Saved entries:
========

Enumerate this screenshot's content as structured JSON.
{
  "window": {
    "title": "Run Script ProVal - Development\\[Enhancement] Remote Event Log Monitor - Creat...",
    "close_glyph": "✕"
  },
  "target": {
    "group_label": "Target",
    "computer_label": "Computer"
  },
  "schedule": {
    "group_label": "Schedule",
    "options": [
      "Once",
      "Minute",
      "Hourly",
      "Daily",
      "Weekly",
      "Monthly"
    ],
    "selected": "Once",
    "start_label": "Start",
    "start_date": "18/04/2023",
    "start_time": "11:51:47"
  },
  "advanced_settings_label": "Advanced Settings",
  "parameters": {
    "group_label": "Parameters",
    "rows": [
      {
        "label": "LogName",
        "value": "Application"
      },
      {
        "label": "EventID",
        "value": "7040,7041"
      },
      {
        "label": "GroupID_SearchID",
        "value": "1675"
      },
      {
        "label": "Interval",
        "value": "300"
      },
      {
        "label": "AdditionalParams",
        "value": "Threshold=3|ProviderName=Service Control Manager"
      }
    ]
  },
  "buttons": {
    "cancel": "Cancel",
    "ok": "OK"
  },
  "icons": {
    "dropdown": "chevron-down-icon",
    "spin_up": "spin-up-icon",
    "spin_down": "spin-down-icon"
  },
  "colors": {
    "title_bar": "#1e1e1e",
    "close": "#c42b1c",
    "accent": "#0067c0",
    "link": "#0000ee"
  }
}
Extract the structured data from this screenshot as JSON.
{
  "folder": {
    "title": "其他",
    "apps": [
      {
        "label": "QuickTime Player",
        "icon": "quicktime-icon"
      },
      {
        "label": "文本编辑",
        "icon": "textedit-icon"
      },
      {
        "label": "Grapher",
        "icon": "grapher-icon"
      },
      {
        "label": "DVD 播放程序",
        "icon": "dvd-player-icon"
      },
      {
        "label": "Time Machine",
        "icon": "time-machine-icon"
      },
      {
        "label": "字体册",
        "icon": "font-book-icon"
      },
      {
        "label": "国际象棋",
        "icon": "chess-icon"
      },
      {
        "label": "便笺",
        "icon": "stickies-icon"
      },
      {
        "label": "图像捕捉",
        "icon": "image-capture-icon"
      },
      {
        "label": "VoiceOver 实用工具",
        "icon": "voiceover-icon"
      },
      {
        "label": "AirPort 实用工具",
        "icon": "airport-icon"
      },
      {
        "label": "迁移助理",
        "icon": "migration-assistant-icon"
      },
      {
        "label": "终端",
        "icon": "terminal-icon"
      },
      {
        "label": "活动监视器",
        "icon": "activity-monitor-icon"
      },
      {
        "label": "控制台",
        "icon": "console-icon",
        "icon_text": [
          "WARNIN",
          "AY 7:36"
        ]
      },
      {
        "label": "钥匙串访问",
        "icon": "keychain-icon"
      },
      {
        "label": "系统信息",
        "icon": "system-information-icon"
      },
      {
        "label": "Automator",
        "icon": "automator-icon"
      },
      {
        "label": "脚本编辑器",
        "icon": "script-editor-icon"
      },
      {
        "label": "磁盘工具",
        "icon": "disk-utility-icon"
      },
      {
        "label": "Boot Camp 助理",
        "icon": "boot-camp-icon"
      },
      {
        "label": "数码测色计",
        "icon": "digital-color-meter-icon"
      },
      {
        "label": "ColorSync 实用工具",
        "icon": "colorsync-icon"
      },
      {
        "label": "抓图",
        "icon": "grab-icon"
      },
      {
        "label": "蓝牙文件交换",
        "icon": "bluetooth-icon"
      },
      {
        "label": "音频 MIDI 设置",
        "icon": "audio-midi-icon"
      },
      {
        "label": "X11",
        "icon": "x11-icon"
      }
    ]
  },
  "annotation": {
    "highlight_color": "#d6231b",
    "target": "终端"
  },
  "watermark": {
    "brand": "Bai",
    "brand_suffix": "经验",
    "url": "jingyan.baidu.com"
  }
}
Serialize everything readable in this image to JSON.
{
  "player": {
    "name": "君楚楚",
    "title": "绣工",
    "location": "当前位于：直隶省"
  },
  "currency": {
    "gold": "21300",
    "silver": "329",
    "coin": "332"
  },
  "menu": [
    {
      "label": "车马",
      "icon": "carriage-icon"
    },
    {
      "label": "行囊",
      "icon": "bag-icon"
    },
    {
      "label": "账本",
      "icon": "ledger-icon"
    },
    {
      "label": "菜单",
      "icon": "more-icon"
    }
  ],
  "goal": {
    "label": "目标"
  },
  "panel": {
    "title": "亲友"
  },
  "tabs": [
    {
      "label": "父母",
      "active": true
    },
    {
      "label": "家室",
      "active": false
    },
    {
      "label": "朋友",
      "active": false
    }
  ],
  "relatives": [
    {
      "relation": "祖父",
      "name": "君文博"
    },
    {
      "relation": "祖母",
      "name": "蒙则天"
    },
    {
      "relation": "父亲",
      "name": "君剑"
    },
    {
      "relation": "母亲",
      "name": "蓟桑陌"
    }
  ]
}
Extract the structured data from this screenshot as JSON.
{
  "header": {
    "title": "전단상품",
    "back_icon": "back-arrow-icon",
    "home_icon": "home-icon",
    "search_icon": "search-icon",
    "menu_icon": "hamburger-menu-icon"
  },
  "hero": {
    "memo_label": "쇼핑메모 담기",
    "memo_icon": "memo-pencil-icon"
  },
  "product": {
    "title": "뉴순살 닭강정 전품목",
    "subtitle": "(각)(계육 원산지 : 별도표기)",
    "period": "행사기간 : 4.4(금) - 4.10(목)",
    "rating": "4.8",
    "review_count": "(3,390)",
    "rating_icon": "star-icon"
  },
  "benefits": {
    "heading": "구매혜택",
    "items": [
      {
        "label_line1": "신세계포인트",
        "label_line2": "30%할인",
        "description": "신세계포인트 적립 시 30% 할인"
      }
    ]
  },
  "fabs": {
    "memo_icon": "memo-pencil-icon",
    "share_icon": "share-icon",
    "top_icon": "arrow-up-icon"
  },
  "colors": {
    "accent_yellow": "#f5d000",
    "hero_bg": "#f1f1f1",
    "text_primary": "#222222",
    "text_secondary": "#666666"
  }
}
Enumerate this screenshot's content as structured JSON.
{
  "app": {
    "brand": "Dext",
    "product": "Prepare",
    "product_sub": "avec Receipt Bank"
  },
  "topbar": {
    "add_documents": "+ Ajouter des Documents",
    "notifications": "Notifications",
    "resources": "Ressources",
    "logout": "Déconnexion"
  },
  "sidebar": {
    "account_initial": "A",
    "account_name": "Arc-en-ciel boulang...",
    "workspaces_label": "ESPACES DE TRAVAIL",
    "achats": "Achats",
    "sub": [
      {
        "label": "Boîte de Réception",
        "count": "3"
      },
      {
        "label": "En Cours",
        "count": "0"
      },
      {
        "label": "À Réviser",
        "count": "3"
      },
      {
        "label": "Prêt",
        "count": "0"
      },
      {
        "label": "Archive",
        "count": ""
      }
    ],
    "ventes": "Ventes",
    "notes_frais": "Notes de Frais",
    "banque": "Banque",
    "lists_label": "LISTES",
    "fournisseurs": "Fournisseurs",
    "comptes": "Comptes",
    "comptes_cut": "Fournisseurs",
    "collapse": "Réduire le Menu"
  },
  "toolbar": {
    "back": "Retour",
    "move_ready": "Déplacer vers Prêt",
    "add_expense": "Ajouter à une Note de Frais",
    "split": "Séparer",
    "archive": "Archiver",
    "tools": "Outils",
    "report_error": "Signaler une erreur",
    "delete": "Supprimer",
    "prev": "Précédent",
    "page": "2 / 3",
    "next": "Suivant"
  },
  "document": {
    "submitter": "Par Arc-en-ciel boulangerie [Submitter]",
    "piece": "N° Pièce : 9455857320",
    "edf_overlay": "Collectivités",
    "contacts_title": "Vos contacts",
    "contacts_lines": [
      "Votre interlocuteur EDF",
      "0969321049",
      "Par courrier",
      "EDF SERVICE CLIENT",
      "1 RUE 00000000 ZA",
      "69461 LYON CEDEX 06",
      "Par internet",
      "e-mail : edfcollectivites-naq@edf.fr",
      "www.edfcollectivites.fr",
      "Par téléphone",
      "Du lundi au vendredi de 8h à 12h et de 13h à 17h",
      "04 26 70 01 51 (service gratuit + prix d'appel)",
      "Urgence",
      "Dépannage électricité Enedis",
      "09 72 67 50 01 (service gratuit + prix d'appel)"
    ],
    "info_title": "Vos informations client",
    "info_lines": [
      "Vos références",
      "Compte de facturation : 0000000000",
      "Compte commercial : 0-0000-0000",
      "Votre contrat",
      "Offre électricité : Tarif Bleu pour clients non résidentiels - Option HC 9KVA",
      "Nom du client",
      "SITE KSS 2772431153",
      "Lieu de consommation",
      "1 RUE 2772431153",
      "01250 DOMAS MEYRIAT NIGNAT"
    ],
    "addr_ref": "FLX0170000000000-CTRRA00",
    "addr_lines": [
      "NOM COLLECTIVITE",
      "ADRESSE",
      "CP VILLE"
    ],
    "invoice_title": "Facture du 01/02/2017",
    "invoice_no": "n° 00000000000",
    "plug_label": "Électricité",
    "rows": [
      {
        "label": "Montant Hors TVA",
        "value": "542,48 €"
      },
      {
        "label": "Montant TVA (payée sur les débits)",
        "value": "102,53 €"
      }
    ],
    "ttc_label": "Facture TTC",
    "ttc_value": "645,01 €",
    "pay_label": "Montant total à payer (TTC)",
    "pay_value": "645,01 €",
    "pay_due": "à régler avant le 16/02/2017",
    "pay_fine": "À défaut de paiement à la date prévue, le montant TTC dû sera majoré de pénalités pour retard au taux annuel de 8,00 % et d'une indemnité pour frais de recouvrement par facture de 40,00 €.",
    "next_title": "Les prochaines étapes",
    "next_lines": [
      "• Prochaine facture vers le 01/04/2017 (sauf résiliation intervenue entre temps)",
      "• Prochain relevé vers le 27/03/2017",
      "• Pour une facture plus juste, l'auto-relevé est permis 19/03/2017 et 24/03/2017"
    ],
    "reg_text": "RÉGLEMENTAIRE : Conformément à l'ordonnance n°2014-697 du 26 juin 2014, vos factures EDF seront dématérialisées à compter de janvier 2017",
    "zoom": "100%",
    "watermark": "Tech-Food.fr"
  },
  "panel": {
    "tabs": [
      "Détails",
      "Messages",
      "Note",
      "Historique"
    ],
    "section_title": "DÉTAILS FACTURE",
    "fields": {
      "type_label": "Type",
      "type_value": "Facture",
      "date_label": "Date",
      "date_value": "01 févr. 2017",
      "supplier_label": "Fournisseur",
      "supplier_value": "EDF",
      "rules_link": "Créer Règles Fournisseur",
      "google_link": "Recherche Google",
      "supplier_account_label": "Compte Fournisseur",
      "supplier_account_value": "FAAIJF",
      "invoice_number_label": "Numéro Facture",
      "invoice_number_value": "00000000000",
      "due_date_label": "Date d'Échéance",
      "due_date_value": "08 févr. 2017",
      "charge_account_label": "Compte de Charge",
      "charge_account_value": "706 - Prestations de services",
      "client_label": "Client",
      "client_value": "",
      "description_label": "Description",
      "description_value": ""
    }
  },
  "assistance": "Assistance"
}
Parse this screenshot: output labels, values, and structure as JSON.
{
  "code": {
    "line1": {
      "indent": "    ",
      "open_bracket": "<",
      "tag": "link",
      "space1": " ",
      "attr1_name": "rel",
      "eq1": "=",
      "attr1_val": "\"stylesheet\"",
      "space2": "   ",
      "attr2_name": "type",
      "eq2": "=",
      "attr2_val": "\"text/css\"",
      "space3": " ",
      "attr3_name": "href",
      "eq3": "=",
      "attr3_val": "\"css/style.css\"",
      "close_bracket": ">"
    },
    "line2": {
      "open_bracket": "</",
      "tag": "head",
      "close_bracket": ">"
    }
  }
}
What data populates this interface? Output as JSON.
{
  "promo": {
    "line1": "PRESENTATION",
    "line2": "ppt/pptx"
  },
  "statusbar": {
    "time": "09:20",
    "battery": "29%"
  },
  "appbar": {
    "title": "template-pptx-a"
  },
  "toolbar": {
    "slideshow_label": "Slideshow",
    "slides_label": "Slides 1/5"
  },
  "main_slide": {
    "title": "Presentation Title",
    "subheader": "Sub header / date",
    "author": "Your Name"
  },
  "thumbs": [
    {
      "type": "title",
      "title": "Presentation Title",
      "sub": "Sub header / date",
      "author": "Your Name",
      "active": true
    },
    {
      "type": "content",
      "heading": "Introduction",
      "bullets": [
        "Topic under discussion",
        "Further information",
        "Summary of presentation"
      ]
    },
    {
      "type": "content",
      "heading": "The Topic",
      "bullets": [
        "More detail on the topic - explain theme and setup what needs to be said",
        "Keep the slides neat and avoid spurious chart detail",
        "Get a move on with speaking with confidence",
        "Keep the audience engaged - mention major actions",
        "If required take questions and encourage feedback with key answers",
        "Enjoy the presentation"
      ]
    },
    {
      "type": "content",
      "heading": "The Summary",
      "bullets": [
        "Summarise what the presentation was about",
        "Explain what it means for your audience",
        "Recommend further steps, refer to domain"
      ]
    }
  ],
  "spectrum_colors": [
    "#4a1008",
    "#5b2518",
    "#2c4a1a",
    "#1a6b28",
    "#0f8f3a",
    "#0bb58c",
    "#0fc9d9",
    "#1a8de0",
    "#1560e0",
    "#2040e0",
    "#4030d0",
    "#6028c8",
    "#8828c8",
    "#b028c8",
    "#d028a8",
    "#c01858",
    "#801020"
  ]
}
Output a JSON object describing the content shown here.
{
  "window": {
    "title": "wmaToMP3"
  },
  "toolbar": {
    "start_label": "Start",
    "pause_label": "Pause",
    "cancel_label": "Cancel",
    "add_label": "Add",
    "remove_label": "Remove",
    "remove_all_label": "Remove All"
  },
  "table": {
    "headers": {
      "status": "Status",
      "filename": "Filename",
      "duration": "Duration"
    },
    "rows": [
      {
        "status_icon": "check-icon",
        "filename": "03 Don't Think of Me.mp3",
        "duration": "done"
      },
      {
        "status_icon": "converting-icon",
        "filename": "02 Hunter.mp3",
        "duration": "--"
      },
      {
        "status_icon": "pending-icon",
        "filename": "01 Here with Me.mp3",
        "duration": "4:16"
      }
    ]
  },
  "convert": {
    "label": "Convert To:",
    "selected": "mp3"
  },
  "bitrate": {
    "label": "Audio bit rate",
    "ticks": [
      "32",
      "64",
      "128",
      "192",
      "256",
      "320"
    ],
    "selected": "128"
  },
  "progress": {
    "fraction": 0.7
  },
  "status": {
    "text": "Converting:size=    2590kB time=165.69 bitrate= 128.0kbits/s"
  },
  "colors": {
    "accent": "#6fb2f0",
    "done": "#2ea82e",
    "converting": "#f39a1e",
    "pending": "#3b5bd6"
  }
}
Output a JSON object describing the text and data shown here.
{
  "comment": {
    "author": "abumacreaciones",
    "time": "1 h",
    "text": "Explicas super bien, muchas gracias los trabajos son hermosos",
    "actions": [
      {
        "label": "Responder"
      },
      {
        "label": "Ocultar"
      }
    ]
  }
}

========

Problem to solve: Identify the lines that hold the word "prix". Copy every one of them.

Solution below:
      "04 26 70 01 51 (service gratuit + prix d'appel)",
      "09 72 67 50 01 (service gratuit + prix d'appel)"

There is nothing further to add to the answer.